Entries from a dataset

+++

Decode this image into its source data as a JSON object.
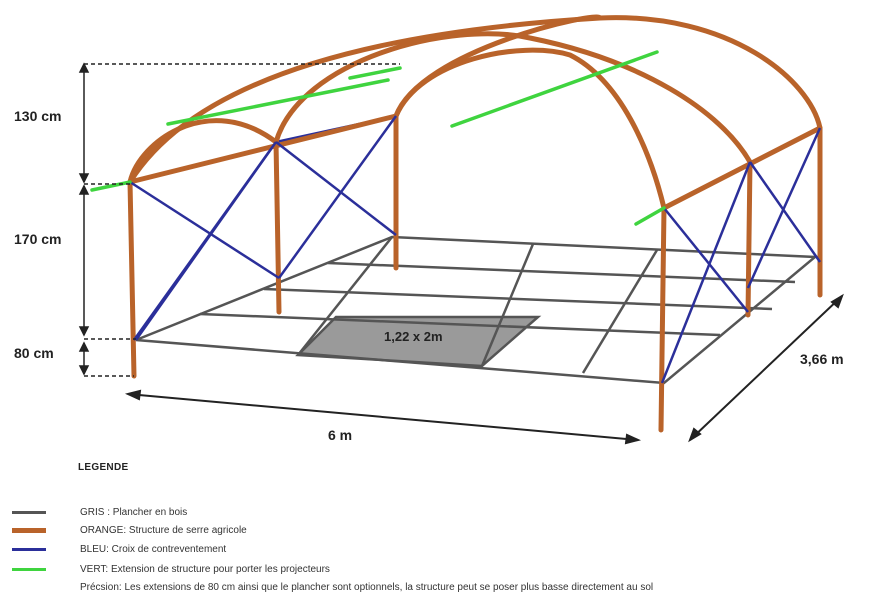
{
  "dimensions": {
    "arch_height": "130 cm",
    "wall_height": "170 cm",
    "extension_height": "80 cm",
    "length": "6 m",
    "width": "3,66 m",
    "tile_size": "1,22 x 2m"
  },
  "legend": {
    "title": "LEGENDE",
    "items": [
      {
        "color": "#555555",
        "text": "GRIS : Plancher en bois"
      },
      {
        "color": "#b9632a",
        "text": "ORANGE: Structure de serre agricole"
      },
      {
        "color": "#2b2f9a",
        "text": "BLEU: Croix de contreventement"
      },
      {
        "color": "#3fd43f",
        "text": "VERT: Extension de structure pour porter les projecteurs"
      }
    ],
    "note": "Précsion: Les extensions de 80 cm ainsi que  le plancher sont optionnels, la structure peut se poser plus basse directement au sol"
  },
  "colors": {
    "floor": "#555555",
    "structure": "#b9632a",
    "bracing": "#2b2f9a",
    "extension": "#3fd43f",
    "highlight_tile": "#9a9a9a"
  }
}
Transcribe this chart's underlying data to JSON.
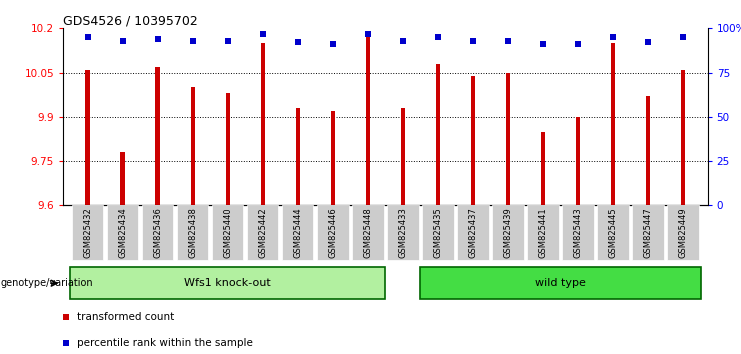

+++

◆ **What you will do**
Write out again every line above exactly as given; the pictures do not belong in the copy.

◆ **Answer in full**
Decode this image into its source data as a JSON object.
{
  "dimensions": {
    "arch_height": "130 cm",
    "wall_height": "170 cm",
    "extension_height": "80 cm",
    "length": "6 m",
    "width": "3,66 m",
    "tile_size": "1,22 x 2m"
  },
  "legend": {
    "title": "LEGENDE",
    "items": [
      {
        "color": "#555555",
        "text": "GRIS : Plancher en bois"
      },
      {
        "color": "#b9632a",
        "text": "ORANGE: Structure de serre agricole"
      },
      {
        "color": "#2b2f9a",
        "text": "BLEU: Croix de contreventement"
      },
      {
        "color": "#3fd43f",
        "text": "VERT: Extension de structure pour porter les projecteurs"
      }
    ],
    "note": "Précsion: Les extensions de 80 cm ainsi que  le plancher sont optionnels, la structure peut se poser plus basse directement au sol"
  },
  "colors": {
    "floor": "#555555",
    "structure": "#b9632a",
    "bracing": "#2b2f9a",
    "extension": "#3fd43f",
    "highlight_tile": "#9a9a9a"
  }
}
Transcribe this chart's underlying data to JSON.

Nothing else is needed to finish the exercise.